■ **Short exercise**: Would you quote the material below in full and unchanged?

A block of data
━━━
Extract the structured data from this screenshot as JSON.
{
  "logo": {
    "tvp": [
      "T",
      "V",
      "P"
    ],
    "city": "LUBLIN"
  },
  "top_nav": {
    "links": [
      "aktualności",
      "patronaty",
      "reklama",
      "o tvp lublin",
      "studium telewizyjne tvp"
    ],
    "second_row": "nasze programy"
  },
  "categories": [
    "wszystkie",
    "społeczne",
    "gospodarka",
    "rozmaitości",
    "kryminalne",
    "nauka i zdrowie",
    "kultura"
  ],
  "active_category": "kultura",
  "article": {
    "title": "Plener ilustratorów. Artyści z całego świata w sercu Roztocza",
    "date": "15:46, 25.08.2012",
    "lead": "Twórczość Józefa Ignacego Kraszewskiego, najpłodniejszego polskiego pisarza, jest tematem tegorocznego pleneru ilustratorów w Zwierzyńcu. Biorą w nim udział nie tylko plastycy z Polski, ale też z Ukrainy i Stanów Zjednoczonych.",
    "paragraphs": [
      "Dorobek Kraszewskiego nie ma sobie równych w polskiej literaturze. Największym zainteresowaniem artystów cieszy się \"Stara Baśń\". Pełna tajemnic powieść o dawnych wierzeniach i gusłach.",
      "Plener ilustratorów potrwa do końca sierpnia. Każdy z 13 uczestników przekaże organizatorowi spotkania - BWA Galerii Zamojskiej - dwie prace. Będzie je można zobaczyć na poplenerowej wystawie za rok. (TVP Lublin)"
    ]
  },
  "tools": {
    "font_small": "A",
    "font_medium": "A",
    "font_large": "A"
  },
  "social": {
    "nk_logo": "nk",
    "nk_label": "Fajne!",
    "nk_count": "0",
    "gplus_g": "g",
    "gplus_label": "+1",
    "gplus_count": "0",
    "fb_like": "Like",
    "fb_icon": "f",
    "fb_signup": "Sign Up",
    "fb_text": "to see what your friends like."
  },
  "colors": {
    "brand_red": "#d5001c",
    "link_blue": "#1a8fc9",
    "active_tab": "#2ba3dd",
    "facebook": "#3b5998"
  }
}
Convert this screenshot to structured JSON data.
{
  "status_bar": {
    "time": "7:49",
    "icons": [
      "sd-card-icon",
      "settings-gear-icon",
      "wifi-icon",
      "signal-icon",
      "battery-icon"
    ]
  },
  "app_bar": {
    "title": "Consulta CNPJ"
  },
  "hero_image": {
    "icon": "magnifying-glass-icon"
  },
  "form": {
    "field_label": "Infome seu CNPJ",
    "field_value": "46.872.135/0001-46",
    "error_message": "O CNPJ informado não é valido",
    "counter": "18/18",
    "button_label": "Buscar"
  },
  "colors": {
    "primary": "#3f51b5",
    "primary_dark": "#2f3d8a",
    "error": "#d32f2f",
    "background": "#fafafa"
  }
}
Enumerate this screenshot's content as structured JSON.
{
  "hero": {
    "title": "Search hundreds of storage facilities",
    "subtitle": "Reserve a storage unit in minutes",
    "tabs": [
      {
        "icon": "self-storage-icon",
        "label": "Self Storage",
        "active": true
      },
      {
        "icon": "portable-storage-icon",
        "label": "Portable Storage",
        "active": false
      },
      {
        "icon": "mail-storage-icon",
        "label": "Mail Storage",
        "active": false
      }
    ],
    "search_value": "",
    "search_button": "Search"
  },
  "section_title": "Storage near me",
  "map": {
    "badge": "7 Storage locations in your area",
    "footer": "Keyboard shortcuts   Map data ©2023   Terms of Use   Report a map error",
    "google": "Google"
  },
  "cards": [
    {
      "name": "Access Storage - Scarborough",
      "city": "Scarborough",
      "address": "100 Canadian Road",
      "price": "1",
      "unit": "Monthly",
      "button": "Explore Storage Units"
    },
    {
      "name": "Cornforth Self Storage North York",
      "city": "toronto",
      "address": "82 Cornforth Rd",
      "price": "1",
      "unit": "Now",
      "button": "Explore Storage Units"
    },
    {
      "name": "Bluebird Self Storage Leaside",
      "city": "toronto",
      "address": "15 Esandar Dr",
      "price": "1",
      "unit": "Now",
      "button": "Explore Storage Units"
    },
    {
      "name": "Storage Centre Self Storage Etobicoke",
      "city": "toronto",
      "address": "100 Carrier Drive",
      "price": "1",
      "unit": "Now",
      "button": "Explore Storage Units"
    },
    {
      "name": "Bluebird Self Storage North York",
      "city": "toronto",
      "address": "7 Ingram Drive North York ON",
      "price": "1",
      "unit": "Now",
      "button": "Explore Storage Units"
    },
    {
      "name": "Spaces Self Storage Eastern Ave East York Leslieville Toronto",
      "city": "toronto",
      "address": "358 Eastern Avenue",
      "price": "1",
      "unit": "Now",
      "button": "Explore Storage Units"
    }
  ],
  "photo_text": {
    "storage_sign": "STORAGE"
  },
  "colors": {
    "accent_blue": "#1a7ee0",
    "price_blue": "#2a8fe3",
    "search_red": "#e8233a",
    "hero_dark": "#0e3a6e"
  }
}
━━━
■ **Task output**:
Extract the structured data from this screenshot as JSON.
{
  "logo": {
    "tvp": [
      "T",
      "V",
      "P"
    ],
    "city": "LUBLIN"
  },
  "top_nav": {
    "links": [
      "aktualności",
      "patronaty",
      "reklama",
      "o tvp lublin",
      "studium telewizyjne tvp"
    ],
    "second_row": "nasze programy"
  },
  "categories": [
    "wszystkie",
    "społeczne",
    "gospodarka",
    "rozmaitości",
    "kryminalne",
    "nauka i zdrowie",
    "kultura"
  ],
  "active_category": "kultura",
  "article": {
    "title": "Plener ilustratorów. Artyści z całego świata w sercu Roztocza",
    "date": "15:46, 25.08.2012",
    "lead": "Twórczość Józefa Ignacego Kraszewskiego, najpłodniejszego polskiego pisarza, jest tematem tegorocznego pleneru ilustratorów w Zwierzyńcu. Biorą w nim udział nie tylko plastycy z Polski, ale też z Ukrainy i Stanów Zjednoczonych.",
    "paragraphs": [
      "Dorobek Kraszewskiego nie ma sobie równych w polskiej literaturze. Największym zainteresowaniem artystów cieszy się \"Stara Baśń\". Pełna tajemnic powieść o dawnych wierzeniach i gusłach.",
      "Plener ilustratorów potrwa do końca sierpnia. Każdy z 13 uczestników przekaże organizatorowi spotkania - BWA Galerii Zamojskiej - dwie prace. Będzie je można zobaczyć na poplenerowej wystawie za rok. (TVP Lublin)"
    ]
  },
  "tools": {
    "font_small": "A",
    "font_medium": "A",
    "font_large": "A"
  },
  "social": {
    "nk_logo": "nk",
    "nk_label": "Fajne!",
    "nk_count": "0",
    "gplus_g": "g",
    "gplus_label": "+1",
    "gplus_count": "0",
    "fb_like": "Like",
    "fb_icon": "f",
    "fb_signup": "Sign Up",
    "fb_text": "to see what your friends like."
  },
  "colors": {
    "brand_red": "#d5001c",
    "link_blue": "#1a8fc9",
    "active_tab": "#2ba3dd",
    "facebook": "#3b5998"
  }
}
Convert this screenshot to structured JSON data.
{
  "status_bar": {
    "time": "7:49",
    "icons": [
      "sd-card-icon",
      "settings-gear-icon",
      "wifi-icon",
      "signal-icon",
      "battery-icon"
    ]
  },
  "app_bar": {
    "title": "Consulta CNPJ"
  },
  "hero_image": {
    "icon": "magnifying-glass-icon"
  },
  "form": {
    "field_label": "Infome seu CNPJ",
    "field_value": "46.872.135/0001-46",
    "error_message": "O CNPJ informado não é valido",
    "counter": "18/18",
    "button_label": "Buscar"
  },
  "colors": {
    "primary": "#3f51b5",
    "primary_dark": "#2f3d8a",
    "error": "#d32f2f",
    "background": "#fafafa"
  }
}
Enumerate this screenshot's content as structured JSON.
{
  "hero": {
    "title": "Search hundreds of storage facilities",
    "subtitle": "Reserve a storage unit in minutes",
    "tabs": [
      {
        "icon": "self-storage-icon",
        "label": "Self Storage",
        "active": true
      },
      {
        "icon": "portable-storage-icon",
        "label": "Portable Storage",
        "active": false
      },
      {
        "icon": "mail-storage-icon",
        "label": "Mail Storage",
        "active": false
      }
    ],
    "search_value": "",
    "search_button": "Search"
  },
  "section_title": "Storage near me",
  "map": {
    "badge": "7 Storage locations in your area",
    "footer": "Keyboard shortcuts   Map data ©2023   Terms of Use   Report a map error",
    "google": "Google"
  },
  "cards": [
    {
      "name": "Access Storage - Scarborough",
      "city": "Scarborough",
      "address": "100 Canadian Road",
      "price": "1",
      "unit": "Monthly",
      "button": "Explore Storage Units"
    },
    {
      "name": "Cornforth Self Storage North York",
      "city": "toronto",
      "address": "82 Cornforth Rd",
      "price": "1",
      "unit": "Now",
      "button": "Explore Storage Units"
    },
    {
      "name": "Bluebird Self Storage Leaside",
      "city": "toronto",
      "address": "15 Esandar Dr",
      "price": "1",
      "unit": "Now",
      "button": "Explore Storage Units"
    },
    {
      "name": "Storage Centre Self Storage Etobicoke",
      "city": "toronto",
      "address": "100 Carrier Drive",
      "price": "1",
      "unit": "Now",
      "button": "Explore Storage Units"
    },
    {
      "name": "Bluebird Self Storage North York",
      "city": "toronto",
      "address": "7 Ingram Drive North York ON",
      "price": "1",
      "unit": "Now",
      "button": "Explore Storage Units"
    },
    {
      "name": "Spaces Self Storage Eastern Ave East York Leslieville Toronto",
      "city": "toronto",
      "address": "358 Eastern Avenue",
      "price": "1",
      "unit": "Now",
      "button": "Explore Storage Units"
    }
  ],
  "photo_text": {
    "storage_sign": "STORAGE"
  },
  "colors": {
    "accent_blue": "#1a7ee0",
    "price_blue": "#2a8fe3",
    "search_red": "#e8233a",
    "hero_dark": "#0e3a6e"
  }
}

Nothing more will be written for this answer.